EXERCISE BRIEF
Sift the material for lines containing "الأمر", and return them.

- - - - - - -

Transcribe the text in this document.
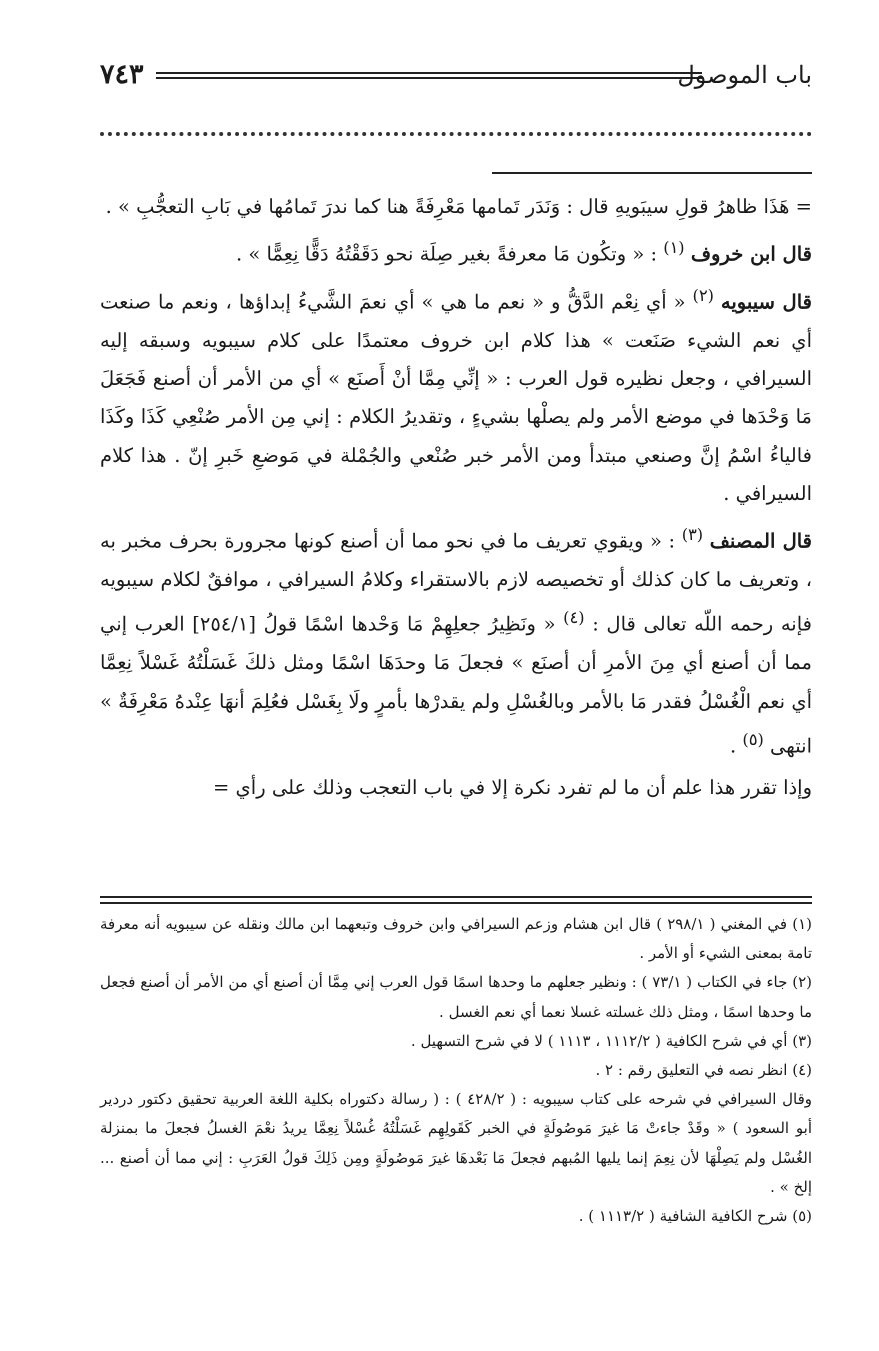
٧٤٣	باب الموصول

= هَذَا ظاهرُ قولِ سيبَويهِ قال : وَنَدَر تَمامها مَعْرِفَةً هنا كما ندرَ تَمامُها في بَابِ التعجُّبِ » .

قال ابن خروف $^{(١)}$ : « وتكُون مَا معرفةً بغير صِلَة نحو دَقَقْتُهُ دَقًّا نِعِمًّا » .

قال سيبويه $^{(٢)}$ « أي نِعْم الدَّقُّ و « نعم ما هي » أي نعمَ الشَّيءُ إبداؤها ، ونعم ما صنعت أي نعم الشيء صَنَعت » هذا كلام ابن خروف معتمدًا على كلام سيبويه وسبقه إليه السيرافي ، وجعل نظيره قول العرب : « إنِّي مِمَّا أنْ أَصنَع » أي من الأمر أن أصنع فَجَعَلَ مَا وَحْدَها في موضع الأمر ولم يصلْها بشيءٍ ، وتقديرُ الكلام : إني مِن الأمر صُنْعِي كَذَا وكَذَا فالياءُ اسْمُ إنَّ وصنعي مبتدأ ومن الأمر خبر صُنْعي والجُمْلة في مَوضعِ خَبرِ إنّ . هذا كلام السيرافي .

قال المصنف $^{(٣)}$ : « ويقوي تعريف ما في نحو مما أن أصنع كونها مجرورة بحرف مخبر به ، وتعريف ما كان كذلك أو تخصيصه لازم بالاستقراء وكلامُ السيرافي ، موافقٌ لكلام سيبويه فإنه رحمه اللّه تعالى قال : $^{(٤)}$ « ونَظِيرُ جعلِهِمْ مَا وَحْدها اسْمًا قولُ [٢٥٤/١] العرب إني مما أن أصنع أي مِنَ الأمرِ أن أصنَع » فجعلَ مَا وحدَهَا اسْمًا ومثل ذلكَ غَسَلْتُهُ غَسْلاً نِعِمَّا أي نعم الْغُسْلُ فقدر مَا بالأمر وبالغُسْلِ ولم يقدرْها بأمرٍ ولَا بِغَسْل فعُلِمَ أنهَا عِنْدهُ مَعْرِفَةٌ » انتهى $^{(٥)}$ .

وإذا تقرر هذا علم أن ما لم تفرد نكرة إلا في باب التعجب وذلك على رأي =

(١) في المغني ( ٢٩٨/١ ) قال ابن هشام وزعم السيرافي وابن خروف وتبعهما ابن مالك ونقله عن سيبويه أنه معرفة تامة بمعنى الشيء أو الأمر .

(٢) جاء في الكتاب ( ٧٣/١ ) : ونظير جعلهم ما وحدها اسمًا قول العرب إني مِمَّا أن أصنع أي من الأمر أن أصنع فجعل ما وحدها اسمًا ، ومثل ذلك غسلته غسلا نعما أي نعم الغسل .

(٣) أي في شرح الكافية ( ١١١٢/٢ ، ١١١٣ ) لا في شرح التسهيل .

(٤) انظر نصه في التعليق رقم : ٢ .

وقال السيرافي في شرحه على كتاب سيبويه : ( ٤٢٨/٢ ) : ( رسالة دكتوراه بكلية اللغة العربية تحقيق دكتور دردير أبو السعود ) « وقَدْ جاءتْ مَا غيرَ مَوصُولَةٍ في الخبر كَقَولِهِم غَسَلْتُهُ غُسْلاً نِعِمَّا يريدُ نعْمَ الغسلُ فجعلَ ما بمنزلة الغُسْل ولم يَصِلْهَا لأن نِعِمَ إنما يليها المُبهم فجعلَ مَا بَعْدهَا غيرَ مَوصُولَةٍ ومِن ذَلِكَ قولُ العَرَبِ : إني مما أن أصنع ... إلخ » .

(٥) شرح الكافية الشافية ( ١١١٣/٢ ) .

- - - - - - -

OUTPUT BELOW
قال سيبويه $^{(٢)}$ « أي نِعْم الدَّقُّ و « نعم ما هي » أي نعمَ الشَّيءُ إبداؤها ، ونعم ما صنعت أي نعم الشيء صَنَعت » هذا كلام ابن خروف معتمدًا على كلام سيبويه وسبقه إليه السيرافي ، وجعل نظيره قول العرب : « إنِّي مِمَّا أنْ أَصنَع » أي من الأمر أن أصنع فَجَعَلَ مَا وَحْدَها في موضع الأمر ولم يصلْها بشيءٍ ، وتقديرُ الكلام : إني مِن الأمر صُنْعِي كَذَا وكَذَا فالياءُ اسْمُ إنَّ وصنعي مبتدأ ومن الأمر خبر صُنْعي والجُمْلة في مَوضعِ خَبرِ إنّ . هذا كلام السيرافي .
قال المصنف $^{(٣)}$ : « ويقوي تعريف ما في نحو مما أن أصنع كونها مجرورة بحرف مخبر به ، وتعريف ما كان كذلك أو تخصيصه لازم بالاستقراء وكلامُ السيرافي ، موافقٌ لكلام سيبويه فإنه رحمه اللّه تعالى قال : $^{(٤)}$ « ونَظِيرُ جعلِهِمْ مَا وَحْدها اسْمًا قولُ [٢٥٤/١] العرب إني مما أن أصنع أي مِنَ الأمرِ أن أصنَع » فجعلَ مَا وحدَهَا اسْمًا ومثل ذلكَ غَسَلْتُهُ غَسْلاً نِعِمَّا أي نعم الْغُسْلُ فقدر مَا بالأمر وبالغُسْلِ ولم يقدرْها بأمرٍ ولَا بِغَسْل فعُلِمَ أنهَا عِنْدهُ مَعْرِفَةٌ » انتهى $^{(٥)}$ .
(١) في المغني ( ٢٩٨/١ ) قال ابن هشام وزعم السيرافي وابن خروف وتبعهما ابن مالك ونقله عن سيبويه أنه معرفة تامة بمعنى الشيء أو الأمر .
(٢) جاء في الكتاب ( ٧٣/١ ) : ونظير جعلهم ما وحدها اسمًا قول العرب إني مِمَّا أن أصنع أي من الأمر أن أصنع فجعل ما وحدها اسمًا ، ومثل ذلك غسلته غسلا نعما أي نعم الغسل .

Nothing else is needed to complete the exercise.